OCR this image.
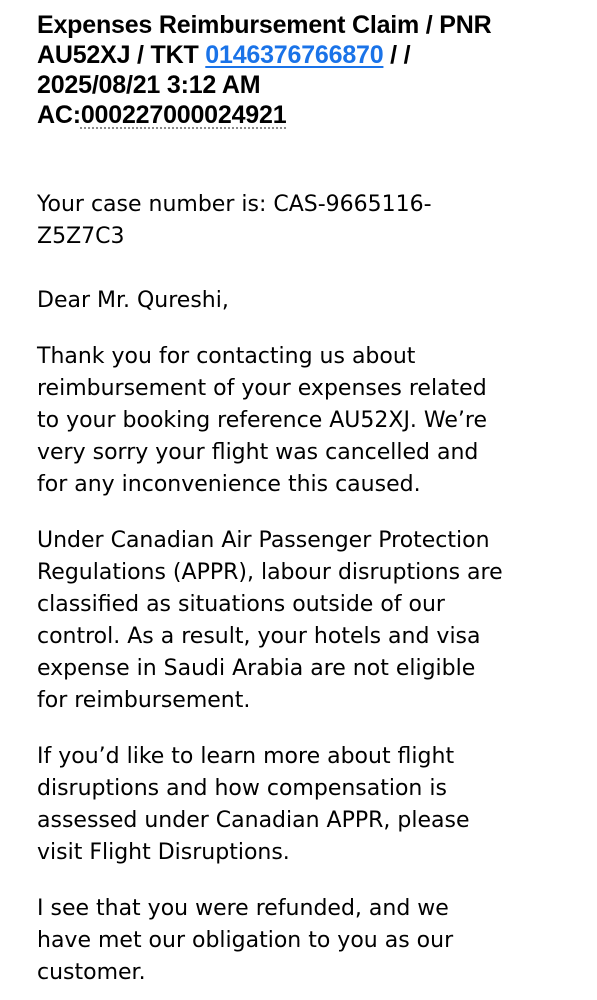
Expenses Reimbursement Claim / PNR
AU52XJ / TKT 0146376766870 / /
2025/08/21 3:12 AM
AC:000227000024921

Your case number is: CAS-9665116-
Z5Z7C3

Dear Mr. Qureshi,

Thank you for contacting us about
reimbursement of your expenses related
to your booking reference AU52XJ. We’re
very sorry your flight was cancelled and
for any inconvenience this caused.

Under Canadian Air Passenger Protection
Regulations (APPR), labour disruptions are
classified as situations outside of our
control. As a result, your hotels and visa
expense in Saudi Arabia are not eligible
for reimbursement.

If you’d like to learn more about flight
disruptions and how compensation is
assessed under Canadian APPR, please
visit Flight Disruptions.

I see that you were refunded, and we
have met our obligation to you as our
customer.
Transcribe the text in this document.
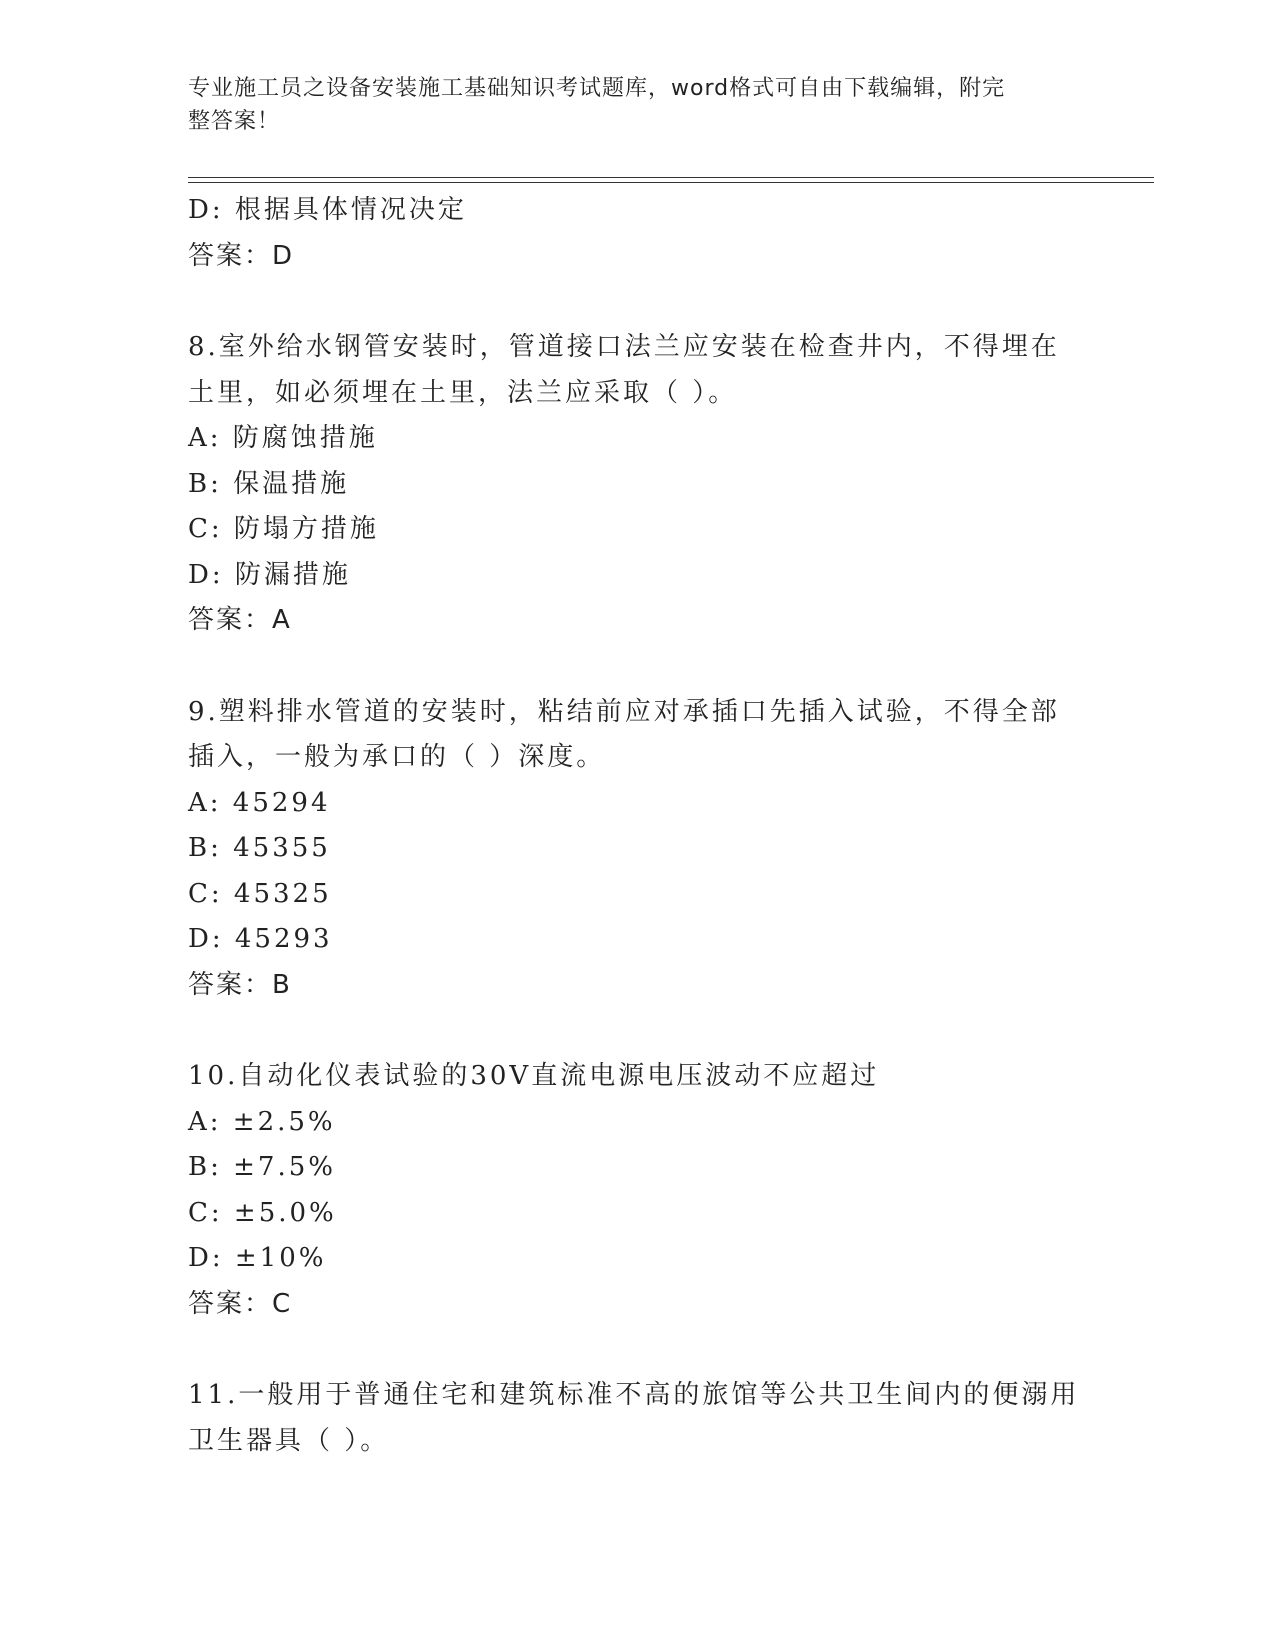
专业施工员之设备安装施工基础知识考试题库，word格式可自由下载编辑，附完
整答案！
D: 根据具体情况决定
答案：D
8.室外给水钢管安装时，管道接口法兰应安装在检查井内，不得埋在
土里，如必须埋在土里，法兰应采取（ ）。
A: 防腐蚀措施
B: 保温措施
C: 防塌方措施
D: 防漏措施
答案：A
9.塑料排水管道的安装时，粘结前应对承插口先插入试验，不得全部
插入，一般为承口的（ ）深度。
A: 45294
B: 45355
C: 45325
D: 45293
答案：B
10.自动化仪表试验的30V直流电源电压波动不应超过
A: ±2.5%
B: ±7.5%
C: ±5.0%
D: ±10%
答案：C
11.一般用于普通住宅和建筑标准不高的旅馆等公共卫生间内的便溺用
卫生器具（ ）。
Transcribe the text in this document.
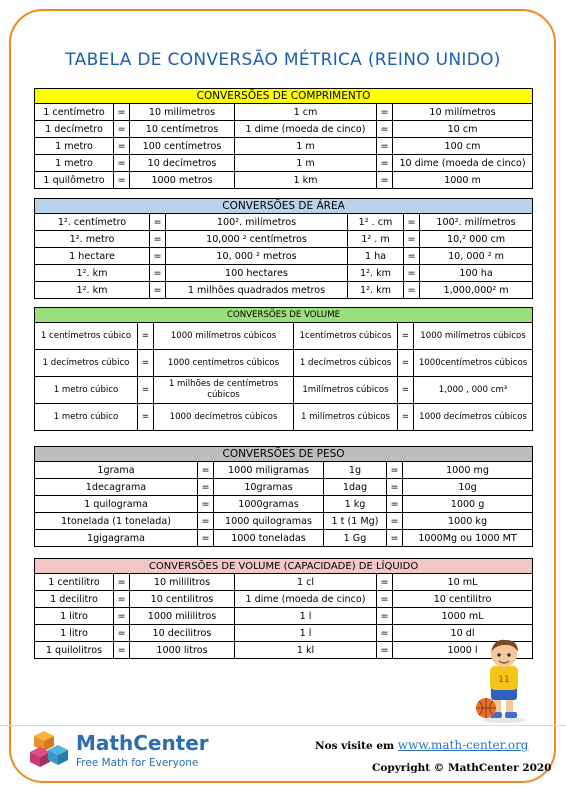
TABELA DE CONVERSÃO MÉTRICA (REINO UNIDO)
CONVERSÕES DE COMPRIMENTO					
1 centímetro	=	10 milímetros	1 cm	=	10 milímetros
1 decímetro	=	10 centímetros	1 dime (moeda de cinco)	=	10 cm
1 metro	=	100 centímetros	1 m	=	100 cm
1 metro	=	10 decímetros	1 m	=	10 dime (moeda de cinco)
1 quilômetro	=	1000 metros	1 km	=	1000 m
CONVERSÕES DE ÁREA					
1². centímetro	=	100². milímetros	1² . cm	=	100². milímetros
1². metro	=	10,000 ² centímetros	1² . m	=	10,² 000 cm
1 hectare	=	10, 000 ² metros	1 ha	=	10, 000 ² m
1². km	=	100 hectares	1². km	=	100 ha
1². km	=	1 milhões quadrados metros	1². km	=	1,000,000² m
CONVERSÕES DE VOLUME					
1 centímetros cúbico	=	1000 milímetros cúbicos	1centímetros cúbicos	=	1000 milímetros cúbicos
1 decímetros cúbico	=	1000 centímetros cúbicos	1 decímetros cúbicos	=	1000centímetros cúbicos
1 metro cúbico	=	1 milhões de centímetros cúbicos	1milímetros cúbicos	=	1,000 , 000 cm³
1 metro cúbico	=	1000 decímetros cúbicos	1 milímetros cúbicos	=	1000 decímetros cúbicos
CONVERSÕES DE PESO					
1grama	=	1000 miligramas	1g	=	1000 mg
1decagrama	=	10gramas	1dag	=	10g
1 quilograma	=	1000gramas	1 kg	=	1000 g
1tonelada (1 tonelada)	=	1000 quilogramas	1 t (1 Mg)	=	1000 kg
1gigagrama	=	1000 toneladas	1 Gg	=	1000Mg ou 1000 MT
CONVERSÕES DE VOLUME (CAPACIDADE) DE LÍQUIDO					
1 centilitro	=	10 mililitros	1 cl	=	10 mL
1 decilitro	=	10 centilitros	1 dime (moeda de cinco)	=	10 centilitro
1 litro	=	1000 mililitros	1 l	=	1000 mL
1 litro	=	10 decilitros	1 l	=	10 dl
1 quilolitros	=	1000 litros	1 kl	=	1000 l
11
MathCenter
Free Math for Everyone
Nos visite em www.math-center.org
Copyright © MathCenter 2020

----

**What you should do**: Select all lines with the word "APPR" from the entries above.

**The response**:
Regulations (APPR), labour disruptions are
assessed under Canadian APPR, please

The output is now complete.